■ Given request
Check every line below for the word "value" and copy each one that has it.

Items from a data source:
________________
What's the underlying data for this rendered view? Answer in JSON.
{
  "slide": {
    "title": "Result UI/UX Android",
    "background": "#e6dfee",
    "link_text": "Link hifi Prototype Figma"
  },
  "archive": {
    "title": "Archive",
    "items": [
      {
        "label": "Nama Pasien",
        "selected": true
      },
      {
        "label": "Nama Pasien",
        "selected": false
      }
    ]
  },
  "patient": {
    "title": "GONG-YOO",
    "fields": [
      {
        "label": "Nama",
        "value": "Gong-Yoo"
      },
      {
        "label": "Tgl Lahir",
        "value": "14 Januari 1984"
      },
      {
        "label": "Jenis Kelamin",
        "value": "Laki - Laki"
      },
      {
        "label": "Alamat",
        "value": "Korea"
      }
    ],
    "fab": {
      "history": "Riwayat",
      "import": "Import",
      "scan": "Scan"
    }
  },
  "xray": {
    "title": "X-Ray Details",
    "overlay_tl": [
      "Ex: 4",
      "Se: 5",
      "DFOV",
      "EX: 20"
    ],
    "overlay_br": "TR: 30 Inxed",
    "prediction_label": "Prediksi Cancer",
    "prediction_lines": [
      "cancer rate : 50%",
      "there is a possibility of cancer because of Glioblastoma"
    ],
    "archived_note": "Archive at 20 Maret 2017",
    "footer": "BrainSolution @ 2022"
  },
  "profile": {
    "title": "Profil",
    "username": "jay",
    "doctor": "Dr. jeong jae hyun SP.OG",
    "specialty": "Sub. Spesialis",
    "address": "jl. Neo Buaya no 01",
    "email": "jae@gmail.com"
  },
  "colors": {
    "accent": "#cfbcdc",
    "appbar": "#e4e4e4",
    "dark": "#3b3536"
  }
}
________________
■ The answer
        "value": "Gong-Yoo"
        "value": "14 Januari 1984"
        "value": "Laki - Laki"
        "value": "Korea"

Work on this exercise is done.